Collection entries:
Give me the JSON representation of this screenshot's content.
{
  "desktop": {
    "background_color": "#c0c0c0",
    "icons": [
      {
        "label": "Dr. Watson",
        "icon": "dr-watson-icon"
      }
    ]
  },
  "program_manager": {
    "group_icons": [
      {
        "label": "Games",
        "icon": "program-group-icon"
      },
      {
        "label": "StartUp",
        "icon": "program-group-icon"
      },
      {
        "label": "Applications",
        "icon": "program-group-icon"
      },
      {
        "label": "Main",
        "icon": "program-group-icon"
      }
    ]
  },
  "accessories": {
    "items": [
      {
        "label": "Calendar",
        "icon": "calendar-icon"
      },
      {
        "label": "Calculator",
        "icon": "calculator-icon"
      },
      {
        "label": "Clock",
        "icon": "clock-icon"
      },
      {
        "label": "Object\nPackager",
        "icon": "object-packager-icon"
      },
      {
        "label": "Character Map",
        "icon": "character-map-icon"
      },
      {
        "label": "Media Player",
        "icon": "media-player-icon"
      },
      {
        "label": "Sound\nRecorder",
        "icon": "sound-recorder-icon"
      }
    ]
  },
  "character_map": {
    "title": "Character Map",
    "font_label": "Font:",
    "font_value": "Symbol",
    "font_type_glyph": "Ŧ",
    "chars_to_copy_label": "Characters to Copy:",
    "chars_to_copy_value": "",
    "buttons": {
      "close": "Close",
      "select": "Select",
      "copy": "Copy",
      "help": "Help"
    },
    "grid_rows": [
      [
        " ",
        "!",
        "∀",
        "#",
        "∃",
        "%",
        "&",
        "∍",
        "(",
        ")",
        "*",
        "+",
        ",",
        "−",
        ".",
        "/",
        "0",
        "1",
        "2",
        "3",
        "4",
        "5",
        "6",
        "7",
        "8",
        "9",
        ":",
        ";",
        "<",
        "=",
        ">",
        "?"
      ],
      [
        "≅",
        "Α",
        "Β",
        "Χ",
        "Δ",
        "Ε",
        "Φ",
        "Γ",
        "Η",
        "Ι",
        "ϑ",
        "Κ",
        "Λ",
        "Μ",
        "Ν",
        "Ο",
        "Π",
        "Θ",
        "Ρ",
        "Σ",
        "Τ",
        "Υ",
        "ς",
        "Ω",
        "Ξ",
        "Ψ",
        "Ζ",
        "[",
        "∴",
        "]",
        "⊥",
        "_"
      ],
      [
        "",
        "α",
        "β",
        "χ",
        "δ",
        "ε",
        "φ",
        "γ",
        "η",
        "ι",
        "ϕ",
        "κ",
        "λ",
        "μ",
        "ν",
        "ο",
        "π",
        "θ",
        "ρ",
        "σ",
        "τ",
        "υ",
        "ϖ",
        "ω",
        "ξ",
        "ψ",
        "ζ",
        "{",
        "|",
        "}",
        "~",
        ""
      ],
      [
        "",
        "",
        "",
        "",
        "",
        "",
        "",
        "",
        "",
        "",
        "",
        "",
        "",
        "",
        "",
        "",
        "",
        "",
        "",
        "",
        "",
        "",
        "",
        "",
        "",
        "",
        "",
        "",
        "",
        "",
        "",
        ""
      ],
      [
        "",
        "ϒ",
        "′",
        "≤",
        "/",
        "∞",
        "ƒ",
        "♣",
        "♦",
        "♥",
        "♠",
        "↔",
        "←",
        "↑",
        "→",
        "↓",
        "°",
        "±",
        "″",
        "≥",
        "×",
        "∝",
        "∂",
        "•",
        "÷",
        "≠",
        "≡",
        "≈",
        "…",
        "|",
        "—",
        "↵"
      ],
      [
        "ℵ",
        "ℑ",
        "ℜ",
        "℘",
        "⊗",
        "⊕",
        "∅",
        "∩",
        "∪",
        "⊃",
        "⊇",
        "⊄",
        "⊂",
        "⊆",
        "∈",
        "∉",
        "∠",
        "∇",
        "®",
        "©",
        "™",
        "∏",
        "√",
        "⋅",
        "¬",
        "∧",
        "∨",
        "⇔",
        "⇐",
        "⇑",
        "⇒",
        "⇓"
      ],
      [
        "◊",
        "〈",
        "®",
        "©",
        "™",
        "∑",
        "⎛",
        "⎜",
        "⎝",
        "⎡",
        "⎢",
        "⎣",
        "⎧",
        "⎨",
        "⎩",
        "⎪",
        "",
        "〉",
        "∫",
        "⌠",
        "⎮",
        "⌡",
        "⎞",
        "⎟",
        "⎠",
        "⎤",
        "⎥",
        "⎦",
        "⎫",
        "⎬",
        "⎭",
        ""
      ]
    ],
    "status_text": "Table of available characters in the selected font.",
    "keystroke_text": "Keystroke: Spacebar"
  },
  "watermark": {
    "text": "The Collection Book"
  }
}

[TASK BRIEF] Each entry is to be returned in full, character for character.

[OUTPUT FOR THIS TASK]
Give me the JSON representation of this screenshot's content.
{
  "desktop": {
    "background_color": "#c0c0c0",
    "icons": [
      {
        "label": "Dr. Watson",
        "icon": "dr-watson-icon"
      }
    ]
  },
  "program_manager": {
    "group_icons": [
      {
        "label": "Games",
        "icon": "program-group-icon"
      },
      {
        "label": "StartUp",
        "icon": "program-group-icon"
      },
      {
        "label": "Applications",
        "icon": "program-group-icon"
      },
      {
        "label": "Main",
        "icon": "program-group-icon"
      }
    ]
  },
  "accessories": {
    "items": [
      {
        "label": "Calendar",
        "icon": "calendar-icon"
      },
      {
        "label": "Calculator",
        "icon": "calculator-icon"
      },
      {
        "label": "Clock",
        "icon": "clock-icon"
      },
      {
        "label": "Object\nPackager",
        "icon": "object-packager-icon"
      },
      {
        "label": "Character Map",
        "icon": "character-map-icon"
      },
      {
        "label": "Media Player",
        "icon": "media-player-icon"
      },
      {
        "label": "Sound\nRecorder",
        "icon": "sound-recorder-icon"
      }
    ]
  },
  "character_map": {
    "title": "Character Map",
    "font_label": "Font:",
    "font_value": "Symbol",
    "font_type_glyph": "Ŧ",
    "chars_to_copy_label": "Characters to Copy:",
    "chars_to_copy_value": "",
    "buttons": {
      "close": "Close",
      "select": "Select",
      "copy": "Copy",
      "help": "Help"
    },
    "grid_rows": [
      [
        " ",
        "!",
        "∀",
        "#",
        "∃",
        "%",
        "&",
        "∍",
        "(",
        ")",
        "*",
        "+",
        ",",
        "−",
        ".",
        "/",
        "0",
        "1",
        "2",
        "3",
        "4",
        "5",
        "6",
        "7",
        "8",
        "9",
        ":",
        ";",
        "<",
        "=",
        ">",
        "?"
      ],
      [
        "≅",
        "Α",
        "Β",
        "Χ",
        "Δ",
        "Ε",
        "Φ",
        "Γ",
        "Η",
        "Ι",
        "ϑ",
        "Κ",
        "Λ",
        "Μ",
        "Ν",
        "Ο",
        "Π",
        "Θ",
        "Ρ",
        "Σ",
        "Τ",
        "Υ",
        "ς",
        "Ω",
        "Ξ",
        "Ψ",
        "Ζ",
        "[",
        "∴",
        "]",
        "⊥",
        "_"
      ],
      [
        "",
        "α",
        "β",
        "χ",
        "δ",
        "ε",
        "φ",
        "γ",
        "η",
        "ι",
        "ϕ",
        "κ",
        "λ",
        "μ",
        "ν",
        "ο",
        "π",
        "θ",
        "ρ",
        "σ",
        "τ",
        "υ",
        "ϖ",
        "ω",
        "ξ",
        "ψ",
        "ζ",
        "{",
        "|",
        "}",
        "~",
        ""
      ],
      [
        "",
        "",
        "",
        "",
        "",
        "",
        "",
        "",
        "",
        "",
        "",
        "",
        "",
        "",
        "",
        "",
        "",
        "",
        "",
        "",
        "",
        "",
        "",
        "",
        "",
        "",
        "",
        "",
        "",
        "",
        "",
        ""
      ],
      [
        "",
        "ϒ",
        "′",
        "≤",
        "/",
        "∞",
        "ƒ",
        "♣",
        "♦",
        "♥",
        "♠",
        "↔",
        "←",
        "↑",
        "→",
        "↓",
        "°",
        "±",
        "″",
        "≥",
        "×",
        "∝",
        "∂",
        "•",
        "÷",
        "≠",
        "≡",
        "≈",
        "…",
        "|",
        "—",
        "↵"
      ],
      [
        "ℵ",
        "ℑ",
        "ℜ",
        "℘",
        "⊗",
        "⊕",
        "∅",
        "∩",
        "∪",
        "⊃",
        "⊇",
        "⊄",
        "⊂",
        "⊆",
        "∈",
        "∉",
        "∠",
        "∇",
        "®",
        "©",
        "™",
        "∏",
        "√",
        "⋅",
        "¬",
        "∧",
        "∨",
        "⇔",
        "⇐",
        "⇑",
        "⇒",
        "⇓"
      ],
      [
        "◊",
        "〈",
        "®",
        "©",
        "™",
        "∑",
        "⎛",
        "⎜",
        "⎝",
        "⎡",
        "⎢",
        "⎣",
        "⎧",
        "⎨",
        "⎩",
        "⎪",
        "",
        "〉",
        "∫",
        "⌠",
        "⎮",
        "⌡",
        "⎞",
        "⎟",
        "⎠",
        "⎤",
        "⎥",
        "⎦",
        "⎫",
        "⎬",
        "⎭",
        ""
      ]
    ],
    "status_text": "Table of available characters in the selected font.",
    "keystroke_text": "Keystroke: Spacebar"
  },
  "watermark": {
    "text": "The Collection Book"
  }
}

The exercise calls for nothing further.